>> Start Text to read
Don’t dig up that Dandelion!
Did you know that dandelion flowers are one of the first spring sources of nectar for the bees?
Lately, there has been lots of conversations about the declining bee population and luckily, there are a few things that we can do in our own gardens to help the bees and their fellow pollinators. Pollinators come in a variety of forms. Honey bees may be the most well-known but did you know that there are a number of solitary bees whose main job is to pollinate your garden? These solitary bees are Bumble bees, there are also Leaf Cutter Bees and Mason Bees to name a few. Butterflies and moths also help with pollination too.
So, no matter your gardening style or expertise, you can still help our tiny pollinators by choosing pollinator friendly plants in your yard. Here are a few tips for planting a pollinator friendly garden in our Alberta growing zone.
1. Diversity – a little like your investments; diversity in the garden is better in the long run. How is it better? A diverse variety of plants will attract a wide range of pollinators and keep them coming back for more.
2. Closely planted clusters of 3 or more – give the bees a denser area to collect nectar and pollen.
3. Staggered bloom stages – selecting plants that flower at different times of the season will provide nectar and pollen sources all season long for the bees.
So, now what do I plant!?
Spring blooming plants:
Thrift – A compact perennial with pink blossoms on long stems, it is early to come up in the spring and early to bloom.
Chives – Are easy to grow, winter hardy and great in salads! Chives bloom in late spring and early summer with tall purple/white blossoms; a favourite for the bees.
Lilacs – This iconic spring bloom that fills the air with the sweet scent is attractive to many different pollinators.
>> End Text to read
>> Start Recorded data
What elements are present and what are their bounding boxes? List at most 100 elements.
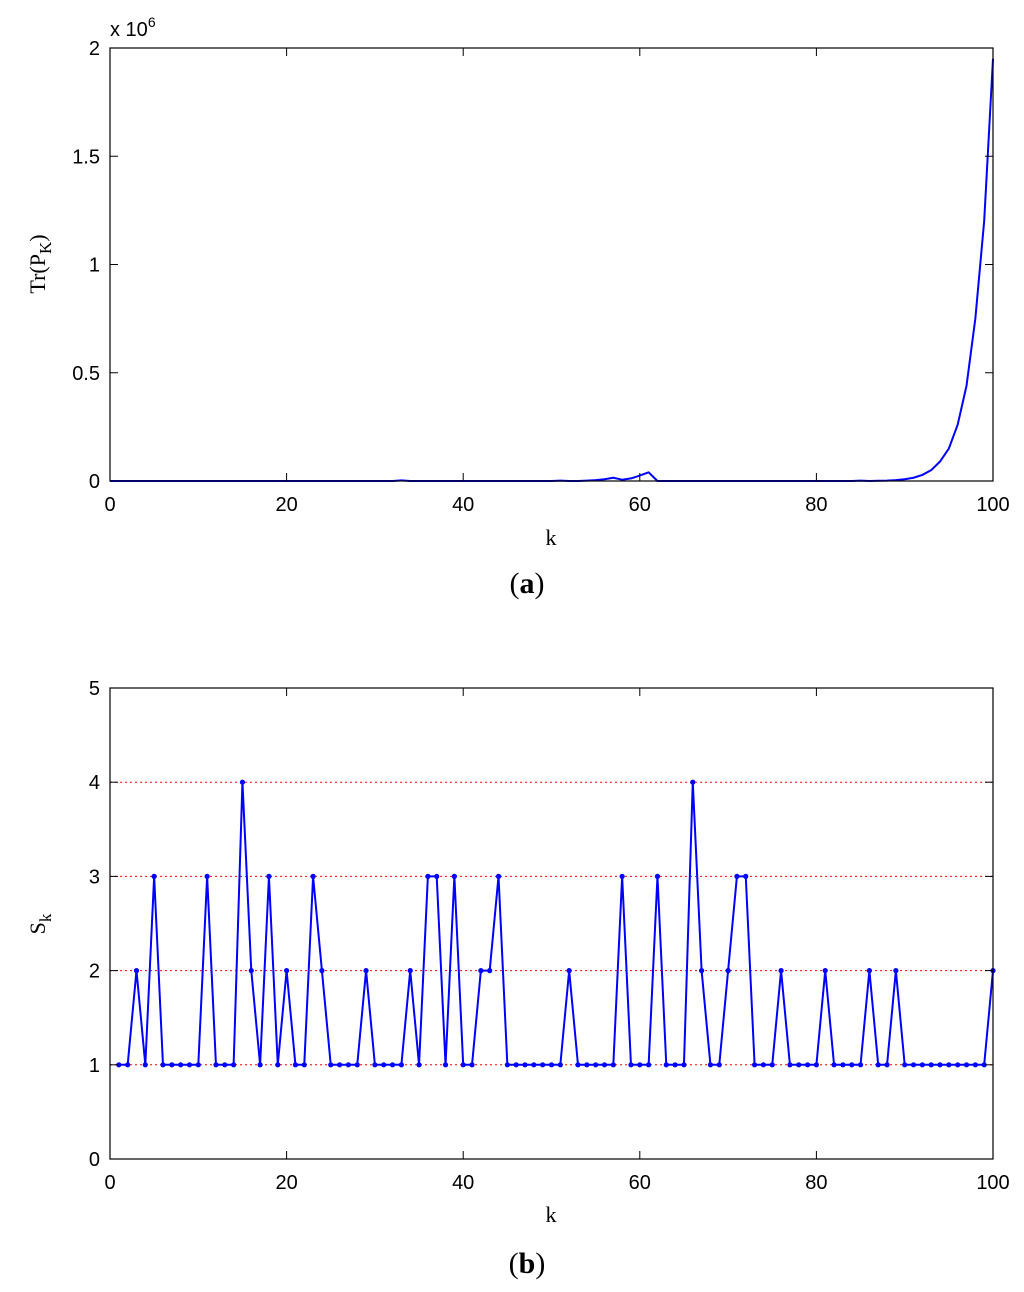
>> End Recorded data
**Task goal**
According to the dandelion article, when do chives bloom?

**Completed task**
In late spring and early summer.